TEXT PASSAGE -
Thursday, December 18, 2014

In the Silence

Music is an integral part of CrossFit to me. Really, it's an integral part of life. In my world there is little that I do that doesn't have a soundtrack. The first thing I do when I wake up is turn on the radio... I have one in the bathroom. I listen to music on the way to work, while I'm working, on the way home, when I walk or drive to the gym, while I workout, while I make dinner. In college my best papers were written to music. I can't imagine not having music in my life.

Of the 10 or so CrossFit gyms I've been to, there hasn't been a single one that didn't involve a 3,2,1...blaring music!! It's as much a part of CrossFit as barbells and wallballs. Just like I can't imagine driving to work in silence, I can't fathom being pumped up to get through a workout with nothing to drown out the voice that makes me doubt myself and begs me to quit.

But there's something to be said for silence. Amazing moments happen in the quietest parts of life.

TASK ITEM A - In the post, what is the first thing the writer does after waking up?
TASK ITEM B - Rewrite the post between "Thursday, December 18, 2014" and "in my life.", inclusive, swapping "radio" for "stereo".
Use only the post to respond.

DATA UNDER STUDY -
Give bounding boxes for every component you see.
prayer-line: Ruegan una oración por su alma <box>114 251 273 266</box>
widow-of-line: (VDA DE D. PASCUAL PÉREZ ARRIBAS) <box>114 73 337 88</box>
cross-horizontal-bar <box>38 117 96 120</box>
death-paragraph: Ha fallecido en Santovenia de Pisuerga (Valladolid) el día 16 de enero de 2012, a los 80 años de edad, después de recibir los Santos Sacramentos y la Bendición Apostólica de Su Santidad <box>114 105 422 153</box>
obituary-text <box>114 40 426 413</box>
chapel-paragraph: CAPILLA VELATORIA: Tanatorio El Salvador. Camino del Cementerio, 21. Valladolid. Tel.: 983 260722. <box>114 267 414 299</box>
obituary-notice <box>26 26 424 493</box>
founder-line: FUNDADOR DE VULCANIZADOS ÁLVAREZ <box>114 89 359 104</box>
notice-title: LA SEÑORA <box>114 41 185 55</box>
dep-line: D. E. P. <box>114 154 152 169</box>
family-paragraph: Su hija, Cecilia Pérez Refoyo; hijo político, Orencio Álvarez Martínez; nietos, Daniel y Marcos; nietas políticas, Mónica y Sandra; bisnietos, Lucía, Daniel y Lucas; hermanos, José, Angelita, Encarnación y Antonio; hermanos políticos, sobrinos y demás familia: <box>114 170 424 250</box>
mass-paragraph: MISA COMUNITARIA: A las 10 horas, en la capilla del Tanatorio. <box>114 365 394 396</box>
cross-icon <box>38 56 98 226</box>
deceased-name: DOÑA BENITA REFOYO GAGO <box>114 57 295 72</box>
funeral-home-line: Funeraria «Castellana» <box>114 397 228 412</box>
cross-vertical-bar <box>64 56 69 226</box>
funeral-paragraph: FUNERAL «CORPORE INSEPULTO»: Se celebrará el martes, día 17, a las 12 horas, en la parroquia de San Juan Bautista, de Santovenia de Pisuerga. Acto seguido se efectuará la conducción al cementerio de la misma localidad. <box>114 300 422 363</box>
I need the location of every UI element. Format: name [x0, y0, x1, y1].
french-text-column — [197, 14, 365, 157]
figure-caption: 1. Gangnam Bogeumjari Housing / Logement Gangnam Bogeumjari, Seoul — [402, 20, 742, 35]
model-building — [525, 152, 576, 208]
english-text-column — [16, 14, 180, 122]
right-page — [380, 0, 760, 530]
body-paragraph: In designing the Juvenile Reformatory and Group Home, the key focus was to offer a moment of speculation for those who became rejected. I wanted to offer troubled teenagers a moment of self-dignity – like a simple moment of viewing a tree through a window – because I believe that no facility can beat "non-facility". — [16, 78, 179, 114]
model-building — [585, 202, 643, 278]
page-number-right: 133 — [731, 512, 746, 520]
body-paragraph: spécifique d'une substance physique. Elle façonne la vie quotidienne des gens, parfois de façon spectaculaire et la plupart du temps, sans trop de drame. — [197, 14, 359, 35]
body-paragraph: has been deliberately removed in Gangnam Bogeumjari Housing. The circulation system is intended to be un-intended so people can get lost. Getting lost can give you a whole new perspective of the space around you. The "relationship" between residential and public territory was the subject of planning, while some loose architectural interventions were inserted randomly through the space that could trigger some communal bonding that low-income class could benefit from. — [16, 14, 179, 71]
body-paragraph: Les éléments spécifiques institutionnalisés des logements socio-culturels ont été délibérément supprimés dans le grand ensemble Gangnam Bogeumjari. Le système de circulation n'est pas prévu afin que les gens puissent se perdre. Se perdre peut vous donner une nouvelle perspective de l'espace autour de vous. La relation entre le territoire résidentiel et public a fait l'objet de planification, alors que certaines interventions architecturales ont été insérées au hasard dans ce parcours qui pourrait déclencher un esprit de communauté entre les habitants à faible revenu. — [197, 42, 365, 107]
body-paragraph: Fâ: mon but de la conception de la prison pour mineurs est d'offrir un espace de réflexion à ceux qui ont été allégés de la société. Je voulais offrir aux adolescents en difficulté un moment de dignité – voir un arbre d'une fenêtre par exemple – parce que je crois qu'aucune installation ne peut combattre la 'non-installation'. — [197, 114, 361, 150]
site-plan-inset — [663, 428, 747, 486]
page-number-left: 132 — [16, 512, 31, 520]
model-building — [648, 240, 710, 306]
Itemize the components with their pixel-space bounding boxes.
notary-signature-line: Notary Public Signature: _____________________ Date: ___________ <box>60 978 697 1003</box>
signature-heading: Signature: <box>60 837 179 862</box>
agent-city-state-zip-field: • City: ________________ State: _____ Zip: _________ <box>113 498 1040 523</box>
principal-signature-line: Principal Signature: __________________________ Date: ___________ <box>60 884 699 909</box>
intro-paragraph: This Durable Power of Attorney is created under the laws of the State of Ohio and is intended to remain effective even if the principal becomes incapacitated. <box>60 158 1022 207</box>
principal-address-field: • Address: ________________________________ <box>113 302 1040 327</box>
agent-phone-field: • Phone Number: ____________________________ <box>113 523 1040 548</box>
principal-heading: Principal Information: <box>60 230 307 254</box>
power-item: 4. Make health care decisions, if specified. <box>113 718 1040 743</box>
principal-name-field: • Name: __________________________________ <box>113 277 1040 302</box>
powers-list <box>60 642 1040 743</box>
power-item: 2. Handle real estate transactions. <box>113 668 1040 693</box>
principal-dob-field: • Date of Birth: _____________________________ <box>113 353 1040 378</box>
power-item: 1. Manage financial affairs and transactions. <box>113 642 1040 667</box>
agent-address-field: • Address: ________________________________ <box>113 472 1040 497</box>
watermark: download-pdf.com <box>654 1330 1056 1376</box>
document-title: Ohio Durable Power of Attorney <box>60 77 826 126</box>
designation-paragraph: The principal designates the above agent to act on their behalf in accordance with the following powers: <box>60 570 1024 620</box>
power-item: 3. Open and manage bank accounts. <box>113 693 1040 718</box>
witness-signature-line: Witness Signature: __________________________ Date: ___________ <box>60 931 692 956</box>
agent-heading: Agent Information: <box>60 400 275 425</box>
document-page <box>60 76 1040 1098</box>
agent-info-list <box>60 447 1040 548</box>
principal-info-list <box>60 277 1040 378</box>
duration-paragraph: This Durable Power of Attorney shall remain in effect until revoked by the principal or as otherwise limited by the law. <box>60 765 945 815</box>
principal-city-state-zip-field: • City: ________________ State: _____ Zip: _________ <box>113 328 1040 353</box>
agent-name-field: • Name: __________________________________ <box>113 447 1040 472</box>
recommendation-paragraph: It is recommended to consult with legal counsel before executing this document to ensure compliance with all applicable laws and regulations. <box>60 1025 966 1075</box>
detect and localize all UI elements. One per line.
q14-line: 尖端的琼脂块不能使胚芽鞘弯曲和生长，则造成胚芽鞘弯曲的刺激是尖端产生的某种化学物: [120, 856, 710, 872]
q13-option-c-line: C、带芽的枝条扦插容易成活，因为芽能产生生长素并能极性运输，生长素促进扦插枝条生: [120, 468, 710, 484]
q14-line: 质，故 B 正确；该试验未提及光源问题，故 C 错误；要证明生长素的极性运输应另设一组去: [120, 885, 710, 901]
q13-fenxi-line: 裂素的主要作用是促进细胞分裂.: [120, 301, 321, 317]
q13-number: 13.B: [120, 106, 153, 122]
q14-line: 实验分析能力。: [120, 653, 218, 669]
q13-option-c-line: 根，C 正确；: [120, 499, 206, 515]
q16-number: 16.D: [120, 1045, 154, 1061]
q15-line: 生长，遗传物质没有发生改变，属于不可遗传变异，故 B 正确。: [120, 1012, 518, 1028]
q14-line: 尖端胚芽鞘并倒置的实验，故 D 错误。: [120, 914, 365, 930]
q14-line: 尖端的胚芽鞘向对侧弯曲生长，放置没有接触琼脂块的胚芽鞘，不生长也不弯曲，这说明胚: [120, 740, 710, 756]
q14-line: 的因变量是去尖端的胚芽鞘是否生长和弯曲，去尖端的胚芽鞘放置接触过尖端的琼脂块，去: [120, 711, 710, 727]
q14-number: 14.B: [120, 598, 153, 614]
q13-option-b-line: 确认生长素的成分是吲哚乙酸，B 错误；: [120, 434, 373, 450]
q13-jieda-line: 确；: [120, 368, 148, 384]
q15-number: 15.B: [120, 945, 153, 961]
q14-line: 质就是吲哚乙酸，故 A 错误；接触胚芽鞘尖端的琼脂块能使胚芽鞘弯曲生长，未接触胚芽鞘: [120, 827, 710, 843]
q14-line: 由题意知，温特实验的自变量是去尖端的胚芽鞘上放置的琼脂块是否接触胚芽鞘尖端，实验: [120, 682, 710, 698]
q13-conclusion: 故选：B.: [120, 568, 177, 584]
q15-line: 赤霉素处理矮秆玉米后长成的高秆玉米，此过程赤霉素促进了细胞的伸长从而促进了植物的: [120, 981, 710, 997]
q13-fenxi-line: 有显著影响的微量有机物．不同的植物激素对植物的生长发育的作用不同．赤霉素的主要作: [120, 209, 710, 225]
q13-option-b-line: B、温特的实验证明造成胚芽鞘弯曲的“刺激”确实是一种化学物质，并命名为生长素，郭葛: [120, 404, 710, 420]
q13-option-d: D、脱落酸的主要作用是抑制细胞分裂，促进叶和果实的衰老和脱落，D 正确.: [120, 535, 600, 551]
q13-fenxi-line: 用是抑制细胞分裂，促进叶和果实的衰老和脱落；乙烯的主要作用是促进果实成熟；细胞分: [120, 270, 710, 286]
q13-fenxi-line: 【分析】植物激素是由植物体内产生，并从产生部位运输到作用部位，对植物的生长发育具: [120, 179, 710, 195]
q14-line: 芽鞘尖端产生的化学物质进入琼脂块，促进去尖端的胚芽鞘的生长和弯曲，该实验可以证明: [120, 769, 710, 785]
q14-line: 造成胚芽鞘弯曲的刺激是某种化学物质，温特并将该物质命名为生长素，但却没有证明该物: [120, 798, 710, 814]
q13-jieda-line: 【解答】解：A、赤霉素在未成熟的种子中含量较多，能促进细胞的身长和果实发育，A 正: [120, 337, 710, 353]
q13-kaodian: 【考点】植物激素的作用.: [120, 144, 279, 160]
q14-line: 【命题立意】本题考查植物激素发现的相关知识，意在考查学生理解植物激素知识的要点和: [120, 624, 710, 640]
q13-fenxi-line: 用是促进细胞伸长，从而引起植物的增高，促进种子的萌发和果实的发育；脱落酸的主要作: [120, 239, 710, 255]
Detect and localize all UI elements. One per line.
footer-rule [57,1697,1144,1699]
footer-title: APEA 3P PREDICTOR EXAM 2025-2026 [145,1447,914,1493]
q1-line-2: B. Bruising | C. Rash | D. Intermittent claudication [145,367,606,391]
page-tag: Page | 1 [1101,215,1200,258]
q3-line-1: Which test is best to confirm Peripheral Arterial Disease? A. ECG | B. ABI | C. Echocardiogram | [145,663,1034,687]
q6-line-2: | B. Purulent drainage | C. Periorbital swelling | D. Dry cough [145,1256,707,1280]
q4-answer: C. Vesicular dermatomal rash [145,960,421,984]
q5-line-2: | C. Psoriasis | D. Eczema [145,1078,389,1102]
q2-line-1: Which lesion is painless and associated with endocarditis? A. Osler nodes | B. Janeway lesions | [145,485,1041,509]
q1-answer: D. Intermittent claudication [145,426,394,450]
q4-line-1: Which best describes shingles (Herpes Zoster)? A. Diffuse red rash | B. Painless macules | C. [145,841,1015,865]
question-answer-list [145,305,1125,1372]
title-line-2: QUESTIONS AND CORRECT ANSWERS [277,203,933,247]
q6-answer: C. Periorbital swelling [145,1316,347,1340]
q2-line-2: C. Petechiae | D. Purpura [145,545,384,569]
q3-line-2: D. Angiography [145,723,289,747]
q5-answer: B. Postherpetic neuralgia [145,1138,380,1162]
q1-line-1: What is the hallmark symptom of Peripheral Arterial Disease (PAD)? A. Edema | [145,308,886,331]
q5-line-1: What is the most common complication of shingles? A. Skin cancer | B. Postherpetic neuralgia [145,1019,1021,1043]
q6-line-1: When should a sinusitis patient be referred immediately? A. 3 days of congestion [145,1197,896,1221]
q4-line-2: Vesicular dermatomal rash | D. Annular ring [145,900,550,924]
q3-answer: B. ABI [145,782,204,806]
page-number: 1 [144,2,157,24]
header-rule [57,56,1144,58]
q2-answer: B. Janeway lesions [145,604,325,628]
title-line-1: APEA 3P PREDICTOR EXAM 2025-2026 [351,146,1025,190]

EXERCISE OUTPUT A - Turns on the radio.

EXERCISE OUTPUT B -
Thursday, December 18, 2014

In the Silence

Music is an integral part of CrossFit to me. Really, it's an integral part of life. In my world there is little that I do that doesn't have a soundtrack. The first thing I do when I wake up is turn on the stereo... I have one in the bathroom. I listen to music on the way to work, while I'm working, on the way home, when I walk or drive to the gym, while I workout, while I make dinner. In college my best papers were written to music. I can't imagine not having music in my life.